*DESCRIPTION OF THE TASK*:
Return the lines below exactly, starting with the line that contains "Read the values" and stopping after the last line.

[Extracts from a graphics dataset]
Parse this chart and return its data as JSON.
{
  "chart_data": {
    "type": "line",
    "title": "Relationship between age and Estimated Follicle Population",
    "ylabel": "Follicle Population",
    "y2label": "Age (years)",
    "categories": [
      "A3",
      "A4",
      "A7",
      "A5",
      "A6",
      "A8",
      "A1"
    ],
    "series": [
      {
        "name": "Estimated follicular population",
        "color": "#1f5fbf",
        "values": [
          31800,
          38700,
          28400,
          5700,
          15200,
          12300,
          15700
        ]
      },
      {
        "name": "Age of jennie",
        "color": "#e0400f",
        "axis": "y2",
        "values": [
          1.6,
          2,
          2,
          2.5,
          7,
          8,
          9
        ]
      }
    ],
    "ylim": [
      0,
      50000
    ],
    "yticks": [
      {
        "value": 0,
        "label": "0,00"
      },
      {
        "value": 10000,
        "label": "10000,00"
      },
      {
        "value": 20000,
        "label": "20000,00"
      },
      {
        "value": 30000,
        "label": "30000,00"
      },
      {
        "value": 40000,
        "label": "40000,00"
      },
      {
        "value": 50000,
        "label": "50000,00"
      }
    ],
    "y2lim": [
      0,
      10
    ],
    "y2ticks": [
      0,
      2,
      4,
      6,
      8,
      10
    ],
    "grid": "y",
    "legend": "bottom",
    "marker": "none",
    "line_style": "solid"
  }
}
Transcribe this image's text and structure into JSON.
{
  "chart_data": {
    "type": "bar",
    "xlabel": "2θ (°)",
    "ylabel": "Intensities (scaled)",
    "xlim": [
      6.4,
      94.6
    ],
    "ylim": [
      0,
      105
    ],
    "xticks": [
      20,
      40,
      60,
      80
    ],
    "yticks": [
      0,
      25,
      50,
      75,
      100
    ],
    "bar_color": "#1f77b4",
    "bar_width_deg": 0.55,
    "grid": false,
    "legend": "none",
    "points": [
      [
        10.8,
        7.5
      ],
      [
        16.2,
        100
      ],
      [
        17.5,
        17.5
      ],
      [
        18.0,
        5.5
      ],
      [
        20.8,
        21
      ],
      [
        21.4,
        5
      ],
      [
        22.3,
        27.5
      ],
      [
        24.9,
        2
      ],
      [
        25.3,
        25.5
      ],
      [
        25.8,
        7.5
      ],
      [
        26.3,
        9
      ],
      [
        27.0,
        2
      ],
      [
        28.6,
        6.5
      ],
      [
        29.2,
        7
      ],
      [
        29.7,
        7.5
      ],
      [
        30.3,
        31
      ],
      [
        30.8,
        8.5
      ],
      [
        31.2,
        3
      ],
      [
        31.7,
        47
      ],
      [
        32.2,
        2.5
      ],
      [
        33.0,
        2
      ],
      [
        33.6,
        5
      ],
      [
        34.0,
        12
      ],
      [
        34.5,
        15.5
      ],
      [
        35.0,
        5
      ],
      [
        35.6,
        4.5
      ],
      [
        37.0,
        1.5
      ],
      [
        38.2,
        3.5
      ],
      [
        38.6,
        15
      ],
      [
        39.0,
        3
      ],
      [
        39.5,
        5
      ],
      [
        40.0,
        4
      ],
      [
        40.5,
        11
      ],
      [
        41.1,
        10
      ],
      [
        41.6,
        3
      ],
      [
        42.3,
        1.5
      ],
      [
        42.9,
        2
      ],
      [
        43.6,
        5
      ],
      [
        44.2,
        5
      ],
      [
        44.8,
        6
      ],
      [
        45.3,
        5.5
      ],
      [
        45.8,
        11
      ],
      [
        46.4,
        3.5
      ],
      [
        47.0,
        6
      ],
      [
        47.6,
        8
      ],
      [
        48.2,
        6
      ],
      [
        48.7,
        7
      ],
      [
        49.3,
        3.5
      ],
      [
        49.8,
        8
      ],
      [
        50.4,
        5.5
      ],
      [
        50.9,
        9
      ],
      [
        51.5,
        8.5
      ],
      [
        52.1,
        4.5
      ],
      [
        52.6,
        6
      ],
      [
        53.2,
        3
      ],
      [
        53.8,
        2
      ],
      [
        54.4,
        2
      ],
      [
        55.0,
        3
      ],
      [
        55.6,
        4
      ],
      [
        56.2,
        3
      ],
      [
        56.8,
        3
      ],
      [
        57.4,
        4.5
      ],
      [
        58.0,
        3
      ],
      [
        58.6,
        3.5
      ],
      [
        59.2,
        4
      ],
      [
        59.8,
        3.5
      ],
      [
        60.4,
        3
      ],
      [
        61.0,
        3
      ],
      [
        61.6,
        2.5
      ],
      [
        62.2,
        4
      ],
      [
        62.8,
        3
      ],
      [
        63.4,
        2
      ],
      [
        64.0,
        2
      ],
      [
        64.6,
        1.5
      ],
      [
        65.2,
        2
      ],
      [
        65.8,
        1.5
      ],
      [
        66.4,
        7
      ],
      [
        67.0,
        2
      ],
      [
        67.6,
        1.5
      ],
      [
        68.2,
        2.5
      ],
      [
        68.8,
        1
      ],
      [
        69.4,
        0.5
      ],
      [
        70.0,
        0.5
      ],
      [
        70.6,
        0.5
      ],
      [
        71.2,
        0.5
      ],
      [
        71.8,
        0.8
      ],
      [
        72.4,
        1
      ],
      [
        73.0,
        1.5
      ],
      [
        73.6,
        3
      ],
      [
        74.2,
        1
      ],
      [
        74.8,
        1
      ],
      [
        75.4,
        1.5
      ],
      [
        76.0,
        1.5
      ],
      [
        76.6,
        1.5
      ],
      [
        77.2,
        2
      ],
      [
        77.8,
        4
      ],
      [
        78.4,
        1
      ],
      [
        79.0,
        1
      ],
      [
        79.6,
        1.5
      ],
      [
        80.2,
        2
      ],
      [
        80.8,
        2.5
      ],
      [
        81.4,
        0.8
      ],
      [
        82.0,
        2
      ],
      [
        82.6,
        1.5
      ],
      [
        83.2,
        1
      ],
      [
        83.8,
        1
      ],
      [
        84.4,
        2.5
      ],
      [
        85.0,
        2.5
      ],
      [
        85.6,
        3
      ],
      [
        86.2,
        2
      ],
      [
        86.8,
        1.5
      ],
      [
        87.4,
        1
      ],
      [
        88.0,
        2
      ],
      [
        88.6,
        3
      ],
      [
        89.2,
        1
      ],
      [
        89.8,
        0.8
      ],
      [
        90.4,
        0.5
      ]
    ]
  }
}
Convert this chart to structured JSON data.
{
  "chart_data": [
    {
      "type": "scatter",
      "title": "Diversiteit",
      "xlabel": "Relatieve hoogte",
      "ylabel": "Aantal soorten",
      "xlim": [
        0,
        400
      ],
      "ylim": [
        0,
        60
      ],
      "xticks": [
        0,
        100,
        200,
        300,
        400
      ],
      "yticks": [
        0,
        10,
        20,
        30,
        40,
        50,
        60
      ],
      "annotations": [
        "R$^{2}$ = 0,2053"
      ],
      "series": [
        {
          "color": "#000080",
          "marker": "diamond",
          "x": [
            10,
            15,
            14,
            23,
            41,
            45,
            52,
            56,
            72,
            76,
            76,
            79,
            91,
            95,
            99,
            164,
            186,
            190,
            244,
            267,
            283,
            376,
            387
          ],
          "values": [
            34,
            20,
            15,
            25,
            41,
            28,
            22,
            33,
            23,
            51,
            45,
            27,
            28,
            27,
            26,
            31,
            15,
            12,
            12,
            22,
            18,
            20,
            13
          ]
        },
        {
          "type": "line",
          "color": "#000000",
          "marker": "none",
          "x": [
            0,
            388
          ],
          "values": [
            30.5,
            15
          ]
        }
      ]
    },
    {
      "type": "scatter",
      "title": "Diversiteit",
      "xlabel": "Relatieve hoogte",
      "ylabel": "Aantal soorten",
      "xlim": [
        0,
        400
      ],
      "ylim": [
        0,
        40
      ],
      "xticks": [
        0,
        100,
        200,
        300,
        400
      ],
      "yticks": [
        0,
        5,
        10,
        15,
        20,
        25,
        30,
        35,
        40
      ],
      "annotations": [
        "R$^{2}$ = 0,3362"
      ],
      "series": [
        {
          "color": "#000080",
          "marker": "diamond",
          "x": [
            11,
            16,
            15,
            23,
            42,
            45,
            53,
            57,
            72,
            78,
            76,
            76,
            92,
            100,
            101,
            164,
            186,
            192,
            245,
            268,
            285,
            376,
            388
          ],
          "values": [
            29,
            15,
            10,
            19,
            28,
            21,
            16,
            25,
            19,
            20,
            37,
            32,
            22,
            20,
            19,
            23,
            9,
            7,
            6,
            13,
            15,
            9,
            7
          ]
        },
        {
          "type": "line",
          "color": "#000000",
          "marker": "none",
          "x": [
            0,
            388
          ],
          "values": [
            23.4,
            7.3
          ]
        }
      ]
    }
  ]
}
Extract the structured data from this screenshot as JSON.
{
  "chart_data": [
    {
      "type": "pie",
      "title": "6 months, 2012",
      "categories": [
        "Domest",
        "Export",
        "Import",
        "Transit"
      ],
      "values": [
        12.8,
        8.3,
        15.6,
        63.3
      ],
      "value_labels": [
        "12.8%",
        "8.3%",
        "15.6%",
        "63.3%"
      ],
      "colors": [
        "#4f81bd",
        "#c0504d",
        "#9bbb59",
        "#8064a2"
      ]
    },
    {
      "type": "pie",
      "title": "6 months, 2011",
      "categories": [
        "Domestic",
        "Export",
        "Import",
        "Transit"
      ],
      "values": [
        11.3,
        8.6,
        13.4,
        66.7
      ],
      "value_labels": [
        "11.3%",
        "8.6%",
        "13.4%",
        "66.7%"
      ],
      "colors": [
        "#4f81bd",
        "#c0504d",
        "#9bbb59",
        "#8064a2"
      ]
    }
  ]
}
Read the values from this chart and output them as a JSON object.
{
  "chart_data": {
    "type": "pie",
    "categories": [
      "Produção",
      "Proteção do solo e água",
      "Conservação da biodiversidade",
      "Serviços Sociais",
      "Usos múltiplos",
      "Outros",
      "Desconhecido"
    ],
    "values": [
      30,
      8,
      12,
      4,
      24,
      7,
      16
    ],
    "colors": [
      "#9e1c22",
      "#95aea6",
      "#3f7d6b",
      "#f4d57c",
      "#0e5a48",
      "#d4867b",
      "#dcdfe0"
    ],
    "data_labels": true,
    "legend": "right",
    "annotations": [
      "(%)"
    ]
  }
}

*THE RESPONSE*:
Read the values from this chart and output them as a JSON object.
{
  "chart_data": {
    "type": "pie",
    "categories": [
      "Produção",
      "Proteção do solo e água",
      "Conservação da biodiversidade",
      "Serviços Sociais",
      "Usos múltiplos",
      "Outros",
      "Desconhecido"
    ],
    "values": [
      30,
      8,
      12,
      4,
      24,
      7,
      16
    ],
    "colors": [
      "#9e1c22",
      "#95aea6",
      "#3f7d6b",
      "#f4d57c",
      "#0e5a48",
      "#d4867b",
      "#dcdfe0"
    ],
    "data_labels": true,
    "legend": "right",
    "annotations": [
      "(%)"
    ]
  }
}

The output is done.